Dataset entries:
* * * * * * *

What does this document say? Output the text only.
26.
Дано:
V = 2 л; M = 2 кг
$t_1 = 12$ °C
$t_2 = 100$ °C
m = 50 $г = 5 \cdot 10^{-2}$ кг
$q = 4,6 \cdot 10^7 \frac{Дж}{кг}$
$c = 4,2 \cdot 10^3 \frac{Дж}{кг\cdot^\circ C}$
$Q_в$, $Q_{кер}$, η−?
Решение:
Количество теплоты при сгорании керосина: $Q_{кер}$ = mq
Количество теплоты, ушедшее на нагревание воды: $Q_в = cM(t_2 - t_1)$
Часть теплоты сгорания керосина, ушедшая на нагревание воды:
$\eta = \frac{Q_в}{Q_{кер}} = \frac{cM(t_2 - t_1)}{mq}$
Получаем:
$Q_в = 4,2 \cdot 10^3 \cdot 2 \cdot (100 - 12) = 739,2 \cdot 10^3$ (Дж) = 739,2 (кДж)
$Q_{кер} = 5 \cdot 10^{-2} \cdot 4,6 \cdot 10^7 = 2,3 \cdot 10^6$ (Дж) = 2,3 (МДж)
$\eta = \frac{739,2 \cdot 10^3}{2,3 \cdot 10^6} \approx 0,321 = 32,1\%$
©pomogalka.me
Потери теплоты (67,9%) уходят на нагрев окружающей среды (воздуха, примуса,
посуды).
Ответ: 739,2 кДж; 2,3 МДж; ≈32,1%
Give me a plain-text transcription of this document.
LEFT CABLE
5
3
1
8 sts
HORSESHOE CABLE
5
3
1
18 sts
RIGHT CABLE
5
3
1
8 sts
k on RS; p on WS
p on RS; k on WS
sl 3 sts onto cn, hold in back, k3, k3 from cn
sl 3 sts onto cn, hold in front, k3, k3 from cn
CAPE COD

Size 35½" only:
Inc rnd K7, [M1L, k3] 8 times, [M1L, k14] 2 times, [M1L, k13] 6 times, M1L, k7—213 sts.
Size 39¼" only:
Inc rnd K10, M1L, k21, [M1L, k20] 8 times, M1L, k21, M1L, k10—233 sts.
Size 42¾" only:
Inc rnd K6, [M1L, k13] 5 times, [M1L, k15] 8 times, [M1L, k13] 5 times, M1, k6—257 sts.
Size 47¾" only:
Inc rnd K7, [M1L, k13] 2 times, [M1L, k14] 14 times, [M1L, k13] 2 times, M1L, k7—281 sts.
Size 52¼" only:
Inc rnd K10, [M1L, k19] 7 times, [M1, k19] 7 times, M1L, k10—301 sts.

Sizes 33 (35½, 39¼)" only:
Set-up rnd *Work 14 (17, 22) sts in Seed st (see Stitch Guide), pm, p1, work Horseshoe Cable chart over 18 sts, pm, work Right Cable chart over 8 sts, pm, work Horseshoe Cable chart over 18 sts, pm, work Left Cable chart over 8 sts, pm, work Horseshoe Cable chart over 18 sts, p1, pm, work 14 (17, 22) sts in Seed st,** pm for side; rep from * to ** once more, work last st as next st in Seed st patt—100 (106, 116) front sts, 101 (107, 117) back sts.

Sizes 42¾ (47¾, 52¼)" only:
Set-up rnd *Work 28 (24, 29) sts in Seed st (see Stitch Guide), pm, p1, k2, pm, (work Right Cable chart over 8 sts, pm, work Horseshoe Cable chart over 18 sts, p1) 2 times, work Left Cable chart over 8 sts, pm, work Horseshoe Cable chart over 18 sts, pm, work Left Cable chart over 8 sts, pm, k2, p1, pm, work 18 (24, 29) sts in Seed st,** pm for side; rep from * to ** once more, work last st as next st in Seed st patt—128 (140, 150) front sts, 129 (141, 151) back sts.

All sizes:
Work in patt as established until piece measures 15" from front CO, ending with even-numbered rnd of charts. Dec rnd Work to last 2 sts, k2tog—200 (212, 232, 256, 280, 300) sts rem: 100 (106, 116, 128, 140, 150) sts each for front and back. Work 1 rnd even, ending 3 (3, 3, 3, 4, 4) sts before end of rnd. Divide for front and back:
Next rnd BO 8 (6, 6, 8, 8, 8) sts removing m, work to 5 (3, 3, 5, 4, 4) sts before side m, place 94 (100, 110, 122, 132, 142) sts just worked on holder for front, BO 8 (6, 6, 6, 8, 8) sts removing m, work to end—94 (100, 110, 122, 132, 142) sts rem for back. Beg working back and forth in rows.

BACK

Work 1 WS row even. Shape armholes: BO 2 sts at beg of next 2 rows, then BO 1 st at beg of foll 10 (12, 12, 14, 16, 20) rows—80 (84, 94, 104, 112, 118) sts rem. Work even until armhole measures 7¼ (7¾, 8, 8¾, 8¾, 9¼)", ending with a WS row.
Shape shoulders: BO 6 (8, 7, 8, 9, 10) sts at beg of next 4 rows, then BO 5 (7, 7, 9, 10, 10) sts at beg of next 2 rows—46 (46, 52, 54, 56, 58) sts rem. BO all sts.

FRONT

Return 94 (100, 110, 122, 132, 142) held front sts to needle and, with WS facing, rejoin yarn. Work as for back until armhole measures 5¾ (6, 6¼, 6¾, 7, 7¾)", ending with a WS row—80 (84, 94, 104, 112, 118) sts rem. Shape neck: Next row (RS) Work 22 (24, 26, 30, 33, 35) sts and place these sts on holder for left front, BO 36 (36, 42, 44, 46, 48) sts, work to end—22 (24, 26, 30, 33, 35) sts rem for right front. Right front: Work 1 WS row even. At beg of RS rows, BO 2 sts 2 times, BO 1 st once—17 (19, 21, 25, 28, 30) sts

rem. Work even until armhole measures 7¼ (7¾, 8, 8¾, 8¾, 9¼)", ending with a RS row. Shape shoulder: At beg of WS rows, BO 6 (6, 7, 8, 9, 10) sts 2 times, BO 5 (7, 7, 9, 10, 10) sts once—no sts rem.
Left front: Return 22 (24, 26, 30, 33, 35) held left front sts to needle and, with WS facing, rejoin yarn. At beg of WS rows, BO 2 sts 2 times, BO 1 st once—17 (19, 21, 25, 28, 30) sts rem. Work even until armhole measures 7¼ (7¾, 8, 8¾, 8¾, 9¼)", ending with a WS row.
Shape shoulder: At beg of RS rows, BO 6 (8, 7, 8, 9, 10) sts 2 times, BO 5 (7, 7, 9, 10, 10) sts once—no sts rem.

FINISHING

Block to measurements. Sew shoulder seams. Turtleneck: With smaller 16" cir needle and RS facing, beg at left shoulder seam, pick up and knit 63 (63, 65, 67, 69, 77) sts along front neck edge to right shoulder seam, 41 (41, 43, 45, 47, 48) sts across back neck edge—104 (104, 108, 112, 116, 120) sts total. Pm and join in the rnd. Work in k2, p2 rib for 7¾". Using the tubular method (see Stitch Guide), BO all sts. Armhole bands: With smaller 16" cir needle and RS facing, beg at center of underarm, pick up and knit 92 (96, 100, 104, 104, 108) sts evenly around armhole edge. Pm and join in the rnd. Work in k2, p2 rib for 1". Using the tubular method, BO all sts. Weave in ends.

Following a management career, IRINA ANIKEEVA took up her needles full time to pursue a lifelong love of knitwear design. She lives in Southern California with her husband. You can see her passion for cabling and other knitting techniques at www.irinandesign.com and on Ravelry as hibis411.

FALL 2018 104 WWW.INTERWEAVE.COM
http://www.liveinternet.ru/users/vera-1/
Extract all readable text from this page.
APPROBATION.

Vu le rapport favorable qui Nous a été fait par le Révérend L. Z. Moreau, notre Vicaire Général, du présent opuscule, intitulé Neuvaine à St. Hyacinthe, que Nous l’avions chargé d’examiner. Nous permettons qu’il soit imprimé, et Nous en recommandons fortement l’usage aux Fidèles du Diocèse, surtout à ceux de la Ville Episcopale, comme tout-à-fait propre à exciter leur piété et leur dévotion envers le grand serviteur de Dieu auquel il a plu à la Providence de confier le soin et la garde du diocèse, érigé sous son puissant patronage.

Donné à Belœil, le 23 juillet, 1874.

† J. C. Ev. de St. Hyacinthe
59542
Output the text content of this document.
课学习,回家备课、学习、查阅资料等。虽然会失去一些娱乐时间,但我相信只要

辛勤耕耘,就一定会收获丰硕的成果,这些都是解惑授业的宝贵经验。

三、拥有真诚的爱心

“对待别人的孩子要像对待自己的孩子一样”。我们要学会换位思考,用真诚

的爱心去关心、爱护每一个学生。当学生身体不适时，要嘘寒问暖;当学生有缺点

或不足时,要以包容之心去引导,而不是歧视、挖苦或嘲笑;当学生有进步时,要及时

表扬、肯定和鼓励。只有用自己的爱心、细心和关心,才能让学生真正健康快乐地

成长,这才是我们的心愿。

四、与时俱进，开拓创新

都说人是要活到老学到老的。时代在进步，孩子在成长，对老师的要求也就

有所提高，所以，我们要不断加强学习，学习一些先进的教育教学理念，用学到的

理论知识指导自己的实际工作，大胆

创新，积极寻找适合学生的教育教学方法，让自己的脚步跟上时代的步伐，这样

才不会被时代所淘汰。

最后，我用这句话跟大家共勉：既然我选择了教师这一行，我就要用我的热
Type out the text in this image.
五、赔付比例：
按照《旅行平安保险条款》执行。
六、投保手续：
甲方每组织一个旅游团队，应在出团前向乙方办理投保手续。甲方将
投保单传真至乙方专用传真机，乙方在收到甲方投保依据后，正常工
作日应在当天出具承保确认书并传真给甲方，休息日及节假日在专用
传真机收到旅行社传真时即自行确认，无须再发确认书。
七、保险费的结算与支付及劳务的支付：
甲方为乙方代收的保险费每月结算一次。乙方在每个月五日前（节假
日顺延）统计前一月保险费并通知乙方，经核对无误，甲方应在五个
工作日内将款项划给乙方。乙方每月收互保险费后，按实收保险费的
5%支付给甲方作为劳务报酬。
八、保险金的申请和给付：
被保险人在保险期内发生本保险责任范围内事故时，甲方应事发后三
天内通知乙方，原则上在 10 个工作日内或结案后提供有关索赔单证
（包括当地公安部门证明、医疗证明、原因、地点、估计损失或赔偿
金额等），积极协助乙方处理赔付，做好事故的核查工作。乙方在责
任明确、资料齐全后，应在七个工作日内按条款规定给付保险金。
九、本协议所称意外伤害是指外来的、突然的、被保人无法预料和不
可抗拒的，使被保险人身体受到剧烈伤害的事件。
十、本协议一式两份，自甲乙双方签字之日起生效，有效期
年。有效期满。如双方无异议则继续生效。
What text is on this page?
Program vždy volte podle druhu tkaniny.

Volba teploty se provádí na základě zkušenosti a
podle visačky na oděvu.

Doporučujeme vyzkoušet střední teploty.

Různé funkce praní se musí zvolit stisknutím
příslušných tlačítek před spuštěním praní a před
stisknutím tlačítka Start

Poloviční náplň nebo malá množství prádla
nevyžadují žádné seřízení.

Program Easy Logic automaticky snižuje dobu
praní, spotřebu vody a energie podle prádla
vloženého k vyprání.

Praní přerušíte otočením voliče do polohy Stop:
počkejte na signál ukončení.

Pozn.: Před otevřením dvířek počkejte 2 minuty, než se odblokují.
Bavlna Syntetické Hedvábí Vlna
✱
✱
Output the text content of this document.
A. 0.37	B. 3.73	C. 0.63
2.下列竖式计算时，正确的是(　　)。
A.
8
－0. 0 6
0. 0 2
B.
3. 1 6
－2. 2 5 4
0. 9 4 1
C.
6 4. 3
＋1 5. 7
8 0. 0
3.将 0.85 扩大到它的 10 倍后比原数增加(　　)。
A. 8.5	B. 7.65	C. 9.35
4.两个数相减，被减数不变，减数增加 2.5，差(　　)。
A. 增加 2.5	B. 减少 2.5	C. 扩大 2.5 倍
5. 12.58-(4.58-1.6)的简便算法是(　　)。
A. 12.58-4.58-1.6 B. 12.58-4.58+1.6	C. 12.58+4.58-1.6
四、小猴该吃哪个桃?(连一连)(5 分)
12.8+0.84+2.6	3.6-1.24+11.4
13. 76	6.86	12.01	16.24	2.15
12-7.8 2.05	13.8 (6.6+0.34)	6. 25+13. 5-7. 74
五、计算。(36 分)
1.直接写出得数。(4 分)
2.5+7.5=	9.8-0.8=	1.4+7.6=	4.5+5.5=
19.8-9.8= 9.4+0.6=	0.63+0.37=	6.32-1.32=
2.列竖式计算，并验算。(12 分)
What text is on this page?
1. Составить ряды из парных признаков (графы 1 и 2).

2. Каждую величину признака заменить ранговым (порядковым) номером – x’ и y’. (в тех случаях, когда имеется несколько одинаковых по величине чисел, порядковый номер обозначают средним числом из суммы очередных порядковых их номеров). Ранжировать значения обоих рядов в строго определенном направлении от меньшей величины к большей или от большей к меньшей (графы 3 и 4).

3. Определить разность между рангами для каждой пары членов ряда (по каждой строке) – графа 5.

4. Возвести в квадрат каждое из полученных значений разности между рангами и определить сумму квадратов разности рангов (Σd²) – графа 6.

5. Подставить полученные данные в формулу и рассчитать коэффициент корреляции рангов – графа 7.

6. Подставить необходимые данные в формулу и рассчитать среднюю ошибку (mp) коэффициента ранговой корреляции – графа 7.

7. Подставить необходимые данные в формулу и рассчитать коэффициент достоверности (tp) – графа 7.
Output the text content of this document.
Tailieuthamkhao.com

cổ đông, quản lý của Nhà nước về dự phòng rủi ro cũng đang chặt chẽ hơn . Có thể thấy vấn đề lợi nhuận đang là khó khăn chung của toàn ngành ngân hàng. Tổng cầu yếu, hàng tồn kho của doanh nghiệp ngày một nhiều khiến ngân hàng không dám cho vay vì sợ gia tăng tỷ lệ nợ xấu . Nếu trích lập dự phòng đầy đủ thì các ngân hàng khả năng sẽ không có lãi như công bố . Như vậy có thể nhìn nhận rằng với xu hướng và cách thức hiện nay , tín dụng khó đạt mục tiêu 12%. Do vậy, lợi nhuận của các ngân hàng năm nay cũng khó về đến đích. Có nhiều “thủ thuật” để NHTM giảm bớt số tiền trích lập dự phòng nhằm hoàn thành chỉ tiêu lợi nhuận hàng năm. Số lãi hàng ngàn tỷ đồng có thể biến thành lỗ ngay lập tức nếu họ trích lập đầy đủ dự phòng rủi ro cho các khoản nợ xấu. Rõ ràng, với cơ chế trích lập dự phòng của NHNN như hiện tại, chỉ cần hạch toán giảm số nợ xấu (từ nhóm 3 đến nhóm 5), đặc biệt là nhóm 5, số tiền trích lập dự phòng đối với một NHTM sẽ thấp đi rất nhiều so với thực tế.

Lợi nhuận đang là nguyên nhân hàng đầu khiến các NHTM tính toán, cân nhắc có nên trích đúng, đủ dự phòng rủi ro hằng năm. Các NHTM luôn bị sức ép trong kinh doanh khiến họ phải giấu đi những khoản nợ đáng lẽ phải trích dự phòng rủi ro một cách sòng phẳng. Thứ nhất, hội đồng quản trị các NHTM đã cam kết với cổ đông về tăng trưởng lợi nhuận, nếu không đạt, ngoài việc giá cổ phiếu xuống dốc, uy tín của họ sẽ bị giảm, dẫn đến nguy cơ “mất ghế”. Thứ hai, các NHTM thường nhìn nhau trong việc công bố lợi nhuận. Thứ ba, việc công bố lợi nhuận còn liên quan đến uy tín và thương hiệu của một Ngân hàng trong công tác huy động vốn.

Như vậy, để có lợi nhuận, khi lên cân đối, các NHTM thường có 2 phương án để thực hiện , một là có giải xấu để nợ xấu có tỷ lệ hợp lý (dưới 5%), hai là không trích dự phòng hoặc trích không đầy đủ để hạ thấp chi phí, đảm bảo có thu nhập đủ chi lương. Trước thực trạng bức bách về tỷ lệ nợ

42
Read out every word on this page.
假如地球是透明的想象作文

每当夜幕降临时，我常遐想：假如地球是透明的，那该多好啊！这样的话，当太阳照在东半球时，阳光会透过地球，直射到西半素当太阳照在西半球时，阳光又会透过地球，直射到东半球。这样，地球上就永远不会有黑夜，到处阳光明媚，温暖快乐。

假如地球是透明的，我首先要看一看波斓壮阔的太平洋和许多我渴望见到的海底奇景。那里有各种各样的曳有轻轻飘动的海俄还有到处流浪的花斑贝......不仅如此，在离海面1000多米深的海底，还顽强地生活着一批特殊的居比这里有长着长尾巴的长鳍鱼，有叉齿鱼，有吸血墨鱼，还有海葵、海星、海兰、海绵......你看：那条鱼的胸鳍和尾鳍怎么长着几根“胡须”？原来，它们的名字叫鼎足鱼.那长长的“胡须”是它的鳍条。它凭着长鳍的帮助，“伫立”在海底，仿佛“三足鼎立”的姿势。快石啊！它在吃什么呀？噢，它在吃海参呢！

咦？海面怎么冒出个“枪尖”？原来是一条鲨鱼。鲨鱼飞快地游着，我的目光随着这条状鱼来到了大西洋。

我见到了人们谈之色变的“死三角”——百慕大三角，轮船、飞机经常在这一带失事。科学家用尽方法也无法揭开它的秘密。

* * * * * * *

Task statement:
Copy out every line that includes the word "podle".

Task answer:
Program vždy volte podle druhu tkaniny.
podle visačky na oděvu.
praní, spotřebu vody a energie podle prádla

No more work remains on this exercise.